» **Entries shown**
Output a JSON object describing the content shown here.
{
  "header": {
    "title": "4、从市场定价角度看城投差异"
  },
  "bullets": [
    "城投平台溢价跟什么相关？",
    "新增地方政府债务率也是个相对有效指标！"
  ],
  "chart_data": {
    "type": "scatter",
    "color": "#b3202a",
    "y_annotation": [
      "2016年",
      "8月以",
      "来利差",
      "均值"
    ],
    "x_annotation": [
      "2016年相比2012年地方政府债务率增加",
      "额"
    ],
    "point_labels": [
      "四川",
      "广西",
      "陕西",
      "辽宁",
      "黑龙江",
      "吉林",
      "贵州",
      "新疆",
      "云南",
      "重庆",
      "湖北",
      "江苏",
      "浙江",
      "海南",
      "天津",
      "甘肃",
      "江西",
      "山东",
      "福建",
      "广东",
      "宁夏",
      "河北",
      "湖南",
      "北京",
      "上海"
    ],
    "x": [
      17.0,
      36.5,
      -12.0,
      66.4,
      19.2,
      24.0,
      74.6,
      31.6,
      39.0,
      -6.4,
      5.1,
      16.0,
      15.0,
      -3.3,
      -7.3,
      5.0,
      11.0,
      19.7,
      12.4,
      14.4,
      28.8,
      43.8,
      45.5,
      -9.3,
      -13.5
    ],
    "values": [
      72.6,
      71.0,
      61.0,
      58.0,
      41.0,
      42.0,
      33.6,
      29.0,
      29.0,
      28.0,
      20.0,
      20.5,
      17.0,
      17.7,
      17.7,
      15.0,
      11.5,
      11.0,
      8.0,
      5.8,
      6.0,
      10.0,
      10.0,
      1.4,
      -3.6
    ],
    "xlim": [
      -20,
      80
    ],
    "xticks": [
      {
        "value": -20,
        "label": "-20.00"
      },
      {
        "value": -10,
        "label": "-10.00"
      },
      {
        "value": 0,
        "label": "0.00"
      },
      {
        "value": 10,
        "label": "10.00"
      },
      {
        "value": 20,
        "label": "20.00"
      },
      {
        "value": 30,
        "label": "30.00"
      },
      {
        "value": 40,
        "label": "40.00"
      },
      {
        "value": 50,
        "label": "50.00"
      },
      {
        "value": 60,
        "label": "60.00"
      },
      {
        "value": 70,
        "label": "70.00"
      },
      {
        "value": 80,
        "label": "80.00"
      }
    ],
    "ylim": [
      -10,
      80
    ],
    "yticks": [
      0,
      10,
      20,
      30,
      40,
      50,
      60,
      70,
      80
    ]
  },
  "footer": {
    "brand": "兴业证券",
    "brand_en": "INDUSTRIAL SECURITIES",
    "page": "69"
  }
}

» **Exercise task**
Make a verbatim copy of every entry shown above.

» **Answer for the task**
Output a JSON object describing the content shown here.
{
  "header": {
    "title": "4、从市场定价角度看城投差异"
  },
  "bullets": [
    "城投平台溢价跟什么相关？",
    "新增地方政府债务率也是个相对有效指标！"
  ],
  "chart_data": {
    "type": "scatter",
    "color": "#b3202a",
    "y_annotation": [
      "2016年",
      "8月以",
      "来利差",
      "均值"
    ],
    "x_annotation": [
      "2016年相比2012年地方政府债务率增加",
      "额"
    ],
    "point_labels": [
      "四川",
      "广西",
      "陕西",
      "辽宁",
      "黑龙江",
      "吉林",
      "贵州",
      "新疆",
      "云南",
      "重庆",
      "湖北",
      "江苏",
      "浙江",
      "海南",
      "天津",
      "甘肃",
      "江西",
      "山东",
      "福建",
      "广东",
      "宁夏",
      "河北",
      "湖南",
      "北京",
      "上海"
    ],
    "x": [
      17.0,
      36.5,
      -12.0,
      66.4,
      19.2,
      24.0,
      74.6,
      31.6,
      39.0,
      -6.4,
      5.1,
      16.0,
      15.0,
      -3.3,
      -7.3,
      5.0,
      11.0,
      19.7,
      12.4,
      14.4,
      28.8,
      43.8,
      45.5,
      -9.3,
      -13.5
    ],
    "values": [
      72.6,
      71.0,
      61.0,
      58.0,
      41.0,
      42.0,
      33.6,
      29.0,
      29.0,
      28.0,
      20.0,
      20.5,
      17.0,
      17.7,
      17.7,
      15.0,
      11.5,
      11.0,
      8.0,
      5.8,
      6.0,
      10.0,
      10.0,
      1.4,
      -3.6
    ],
    "xlim": [
      -20,
      80
    ],
    "xticks": [
      {
        "value": -20,
        "label": "-20.00"
      },
      {
        "value": -10,
        "label": "-10.00"
      },
      {
        "value": 0,
        "label": "0.00"
      },
      {
        "value": 10,
        "label": "10.00"
      },
      {
        "value": 20,
        "label": "20.00"
      },
      {
        "value": 30,
        "label": "30.00"
      },
      {
        "value": 40,
        "label": "40.00"
      },
      {
        "value": 50,
        "label": "50.00"
      },
      {
        "value": 60,
        "label": "60.00"
      },
      {
        "value": 70,
        "label": "70.00"
      },
      {
        "value": 80,
        "label": "80.00"
      }
    ],
    "ylim": [
      -10,
      80
    ],
    "yticks": [
      0,
      10,
      20,
      30,
      40,
      50,
      60,
      70,
      80
    ]
  },
  "footer": {
    "brand": "兴业证券",
    "brand_en": "INDUSTRIAL SECURITIES",
    "page": "69"
  }
}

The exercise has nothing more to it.